* [Work to complete]: Go through the entries and transcribe each one exactly, dropping the pictures.

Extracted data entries
***

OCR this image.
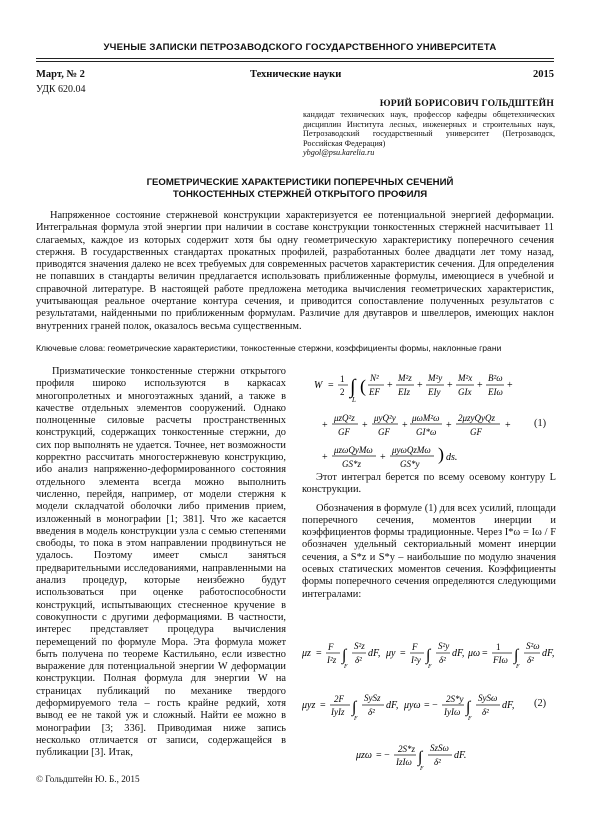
УЧЕНЫЕ ЗАПИСКИ ПЕТРОЗАВОДСКОГО ГОСУДАРСТВЕННОГО УНИВЕРСИТЕТА
Март, № 2	Технические науки	2015
УДК 620.04
ЮРИЙ БОРИСОВИЧ ГОЛЬДШТЕЙН
кандидат технических наук, профессор кафедры общетехнических дисциплин Института лесных, инженерных и строительных наук, Петрозаводский государственный университет (Петрозаводск, Российская Федерация)
ybgol@psu.karelia.ru
ГЕОМЕТРИЧЕСКИЕ ХАРАКТЕРИСТИКИ ПОПЕРЕЧНЫХ СЕЧЕНИЙ
ТОНКОСТЕННЫХ СТЕРЖНЕЙ ОТКРЫТОГО ПРОФИЛЯ
Напряженное состояние стержневой конструкции характеризуется ее потенциальной энергией деформации. Интегральная формула этой энергии при наличии в составе конструкции тонкостенных стержней насчитывает 11 слагаемых, каждое из которых содержит хотя бы одну геометрическую характеристику поперечного сечения стержня. В государственных стандартах прокатных профилей, разработанных более двадцати лет тому назад, приводятся значения далеко не всех требуемых для современных расчетов характеристик сечения. Для определения не попавших в стандарты величин предлагается использовать приближенные формулы, имеющиеся в учебной и справочной литературе. В настоящей работе предложена методика вычисления геометрических характеристик, учитывающая реальное очертание контура сечения, и приводится сопоставление полученных результатов с результатами, найденными по приближенным формулам. Различие для двутавров и швеллеров, имеющих наклон внутренних граней полок, оказалось весьма существенным.
Ключевые слова: геометрические характеристики, тонкостенные стержни, коэффициенты формы, наклонные грани

Призматические тонкостенные стержни открытого профиля широко используются в каркасах многопролетных и многоэтажных зданий, а также в качестве отдельных элементов сооружений. Однако полноценные силовые расчеты пространственных конструкций, содержащих тонкостенные стержни, до сих пор выполнять не удается. Точнее, нет возможности корректно рассчитать многостержневую конструкцию, ибо анализ напряженно-деформированного состояния отдельного элемента всегда можно выполнить численно, перейдя, например, от модели стержня к модели складчатой оболочки либо применив прием, изложенный в монографии [1; 381]. Что же касается введения в модель конструкции узла с семью степенями свободы, то пока в этом направлении продвинуться не удалось. Поэтому имеет смысл заняться предварительными исследованиями, направленными на анализ процедур, которые неизбежно будут использоваться при оценке работоспособности конструкций, испытывающих стесненное кручение в совокупности с другими деформациями. В частности, интерес представляет процедура вычисления перемещений по формуле Мора. Эта формула может быть получена по теореме Кастильяно, если известно выражение для потенциальной энергии W деформации конструкции. Полная формула для энергии W на страницах публикаций по механике твердого деформируемого тела – гость крайне редкий, хотя вывод ее не такой уж и сложный. Найти ее можно в монографии [3; 336]. Приводимая ниже запись несколько отличается от записи, содержащейся в публикации [3]. Итак,

W =
1
2 ∫
L
( N²
EF
+
M²z
EIz
+
M²y
EIy
+
M²x
GIx
+
B²ω
EIω
+
+
μzQ²z
GF
+
μyQ²y
GF
+
μωM²ω
GI*ω
+
2μzyQyQz
GF
+
+
μzωQyMω
GS*z
+
μyωQzMω
GS*y ) ds.
(1)

Этот интеграл берется по всему осевому контуру L конструкции.

Обозначения в формуле (1) для всех усилий, площади поперечного сечения, моментов инерции и коэффициентов формы традиционные. Через I*ω = Iω / F обозначен удельный секториальный момент инерции сечения, а S*z и S*y – наибольшие по модулю значения осевых статических моментов сечения. Коэффициенты формы поперечного сечения определяются следующими интегралами:

μz =
F
I²z ∫
F
S²z
δ²
dF, μy =
F
I²y ∫
F
S²y
δ²
dF, μω =
1
FIω ∫
F
S²ω
δ²
dF,
μyz =
2F
IyIz ∫
F
SySz
δ²
dF, μyω = −
2S*y
IyIω ∫
F
SySω
δ²
dF,
μzω = −
2S*z
IzIω ∫
F
SzSω
δ²
dF.
(2)
© Гольдштейн Ю. Б., 2015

***

* [Result for this exercise]:
OCR this image.
УЧЕНЫЕ ЗАПИСКИ ПЕТРОЗАВОДСКОГО ГОСУДАРСТВЕННОГО УНИВЕРСИТЕТА
Март, № 2	Технические науки	2015
УДК 620.04
ЮРИЙ БОРИСОВИЧ ГОЛЬДШТЕЙН
кандидат технических наук, профессор кафедры общетехнических дисциплин Института лесных, инженерных и строительных наук, Петрозаводский государственный университет (Петрозаводск, Российская Федерация)
ybgol@psu.karelia.ru
ГЕОМЕТРИЧЕСКИЕ ХАРАКТЕРИСТИКИ ПОПЕРЕЧНЫХ СЕЧЕНИЙ
ТОНКОСТЕННЫХ СТЕРЖНЕЙ ОТКРЫТОГО ПРОФИЛЯ
Напряженное состояние стержневой конструкции характеризуется ее потенциальной энергией деформации. Интегральная формула этой энергии при наличии в составе конструкции тонкостенных стержней насчитывает 11 слагаемых, каждое из которых содержит хотя бы одну геометрическую характеристику поперечного сечения стержня. В государственных стандартах прокатных профилей, разработанных более двадцати лет тому назад, приводятся значения далеко не всех требуемых для современных расчетов характеристик сечения. Для определения не попавших в стандарты величин предлагается использовать приближенные формулы, имеющиеся в учебной и справочной литературе. В настоящей работе предложена методика вычисления геометрических характеристик, учитывающая реальное очертание контура сечения, и приводится сопоставление полученных результатов с результатами, найденными по приближенным формулам. Различие для двутавров и швеллеров, имеющих наклон внутренних граней полок, оказалось весьма существенным.
Ключевые слова: геометрические характеристики, тонкостенные стержни, коэффициенты формы, наклонные грани

Призматические тонкостенные стержни открытого профиля широко используются в каркасах многопролетных и многоэтажных зданий, а также в качестве отдельных элементов сооружений. Однако полноценные силовые расчеты пространственных конструкций, содержащих тонкостенные стержни, до сих пор выполнять не удается. Точнее, нет возможности корректно рассчитать многостержневую конструкцию, ибо анализ напряженно-деформированного состояния отдельного элемента всегда можно выполнить численно, перейдя, например, от модели стержня к модели складчатой оболочки либо применив прием, изложенный в монографии [1; 381]. Что же касается введения в модель конструкции узла с семью степенями свободы, то пока в этом направлении продвинуться не удалось. Поэтому имеет смысл заняться предварительными исследованиями, направленными на анализ процедур, которые неизбежно будут использоваться при оценке работоспособности конструкций, испытывающих стесненное кручение в совокупности с другими деформациями. В частности, интерес представляет процедура вычисления перемещений по формуле Мора. Эта формула может быть получена по теореме Кастильяно, если известно выражение для потенциальной энергии W деформации конструкции. Полная формула для энергии W на страницах публикаций по механике твердого деформируемого тела – гость крайне редкий, хотя вывод ее не такой уж и сложный. Найти ее можно в монографии [3; 336]. Приводимая ниже запись несколько отличается от записи, содержащейся в публикации [3]. Итак,

W =
1
2 ∫
L
( N²
EF
+
M²z
EIz
+
M²y
EIy
+
M²x
GIx
+
B²ω
EIω
+
+
μzQ²z
GF
+
μyQ²y
GF
+
μωM²ω
GI*ω
+
2μzyQyQz
GF
+
+
μzωQyMω
GS*z
+
μyωQzMω
GS*y ) ds.
(1)

Этот интеграл берется по всему осевому контуру L конструкции.

Обозначения в формуле (1) для всех усилий, площади поперечного сечения, моментов инерции и коэффициентов формы традиционные. Через I*ω = Iω / F обозначен удельный секториальный момент инерции сечения, а S*z и S*y – наибольшие по модулю значения осевых статических моментов сечения. Коэффициенты формы поперечного сечения определяются следующими интегралами:

μz =
F
I²z ∫
F
S²z
δ²
dF, μy =
F
I²y ∫
F
S²y
δ²
dF, μω =
1
FIω ∫
F
S²ω
δ²
dF,
μyz =
2F
IyIz ∫
F
SySz
δ²
dF, μyω = −
2S*y
IyIω ∫
F
SySω
δ²
dF,
μzω = −
2S*z
IzIω ∫
F
SzSω
δ²
dF.
(2)
© Гольдштейн Ю. Б., 2015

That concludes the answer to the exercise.